* WHAT IS REQUIRED *
Each entry below must be repeated exactly, with pictures left out.

* EXTRACTED ENTRIES *
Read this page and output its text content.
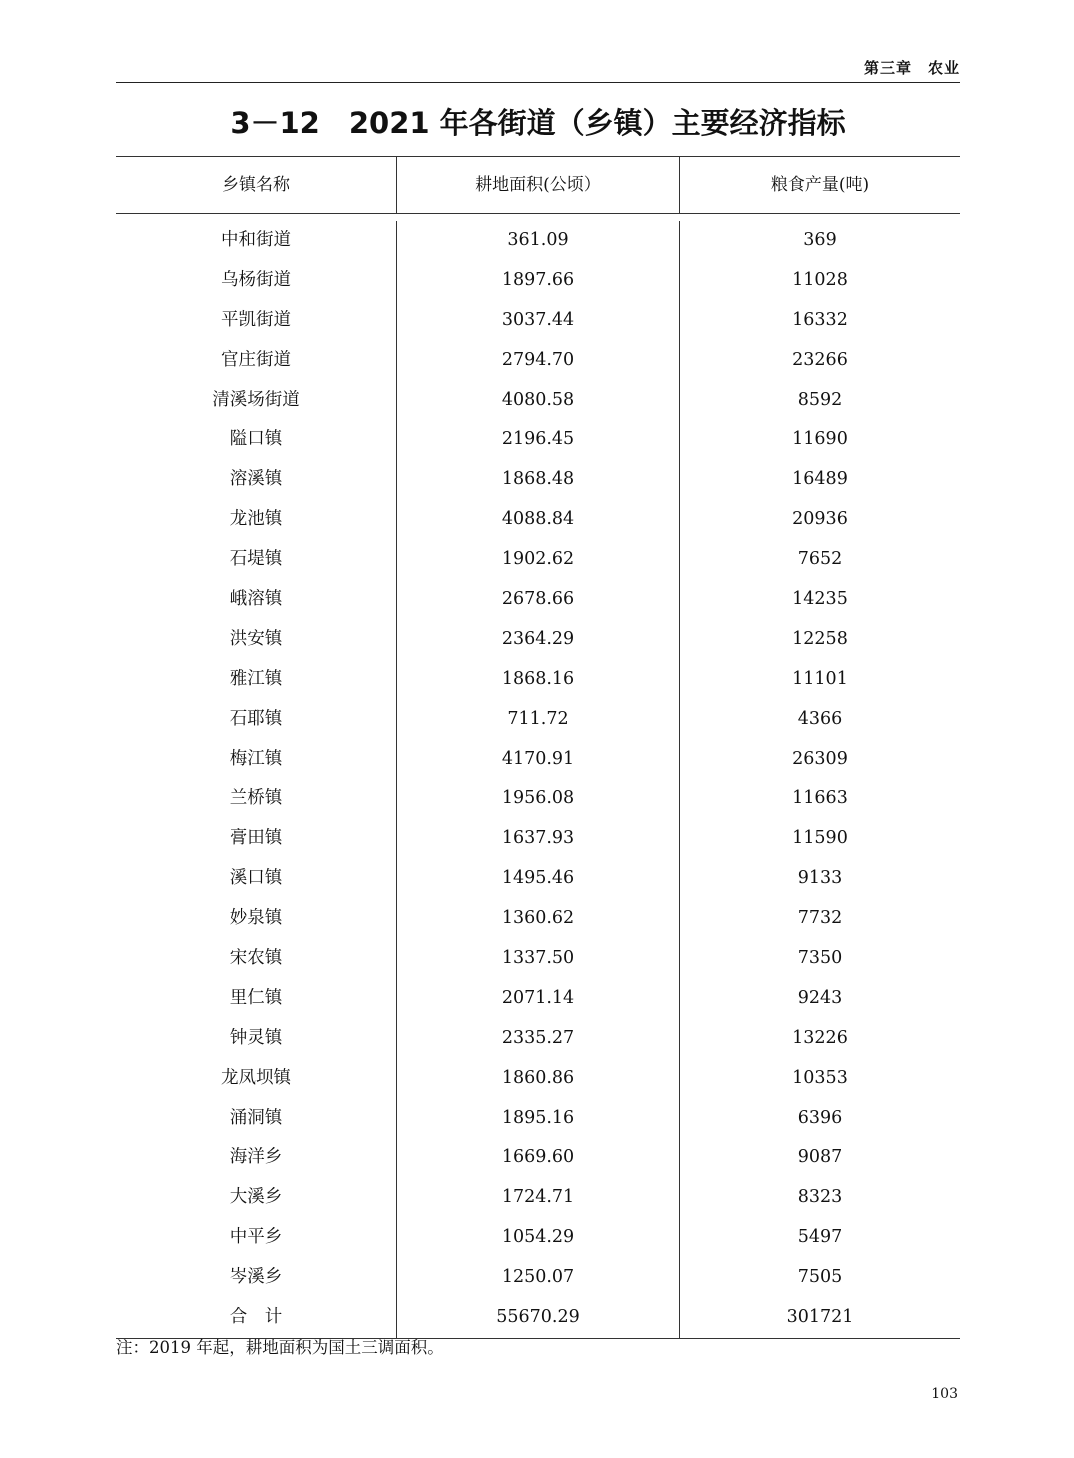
第三章　农业
3－12　2021 年各街道（乡镇）主要经济指标
乡镇名称	耕地面积(公顷）	粮食产量(吨)
中和街道	361.09	369
乌杨街道	1897.66	11028
平凯街道	3037.44	16332
官庄街道	2794.70	23266
清溪场街道	4080.58	8592
隘口镇	2196.45	11690
溶溪镇	1868.48	16489
龙池镇	4088.84	20936
石堤镇	1902.62	7652
峨溶镇	2678.66	14235
洪安镇	2364.29	12258
雅江镇	1868.16	11101
石耶镇	711.72	4366
梅江镇	4170.91	26309
兰桥镇	1956.08	11663
膏田镇	1637.93	11590
溪口镇	1495.46	9133
妙泉镇	1360.62	7732
宋农镇	1337.50	7350
里仁镇	2071.14	9243
钟灵镇	2335.27	13226
龙凤坝镇	1860.86	10353
涌洞镇	1895.16	6396
海洋乡	1669.60	9087
大溪乡	1724.71	8323
中平乡	1054.29	5497
岑溪乡	1250.07	7505
合　计	55670.29	301721
注：2019 年起，耕地面积为国土三调面积。
103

* OUTPUT BELOW *
Read this page and output its text content.
第三章　农业
3－12　2021 年各街道（乡镇）主要经济指标
乡镇名称	耕地面积(公顷）	粮食产量(吨)
中和街道	361.09	369
乌杨街道	1897.66	11028
平凯街道	3037.44	16332
官庄街道	2794.70	23266
清溪场街道	4080.58	8592
隘口镇	2196.45	11690
溶溪镇	1868.48	16489
龙池镇	4088.84	20936
石堤镇	1902.62	7652
峨溶镇	2678.66	14235
洪安镇	2364.29	12258
雅江镇	1868.16	11101
石耶镇	711.72	4366
梅江镇	4170.91	26309
兰桥镇	1956.08	11663
膏田镇	1637.93	11590
溪口镇	1495.46	9133
妙泉镇	1360.62	7732
宋农镇	1337.50	7350
里仁镇	2071.14	9243
钟灵镇	2335.27	13226
龙凤坝镇	1860.86	10353
涌洞镇	1895.16	6396
海洋乡	1669.60	9087
大溪乡	1724.71	8323
中平乡	1054.29	5497
岑溪乡	1250.07	7505
合　计	55670.29	301721
注：2019 年起，耕地面积为国土三调面积。
103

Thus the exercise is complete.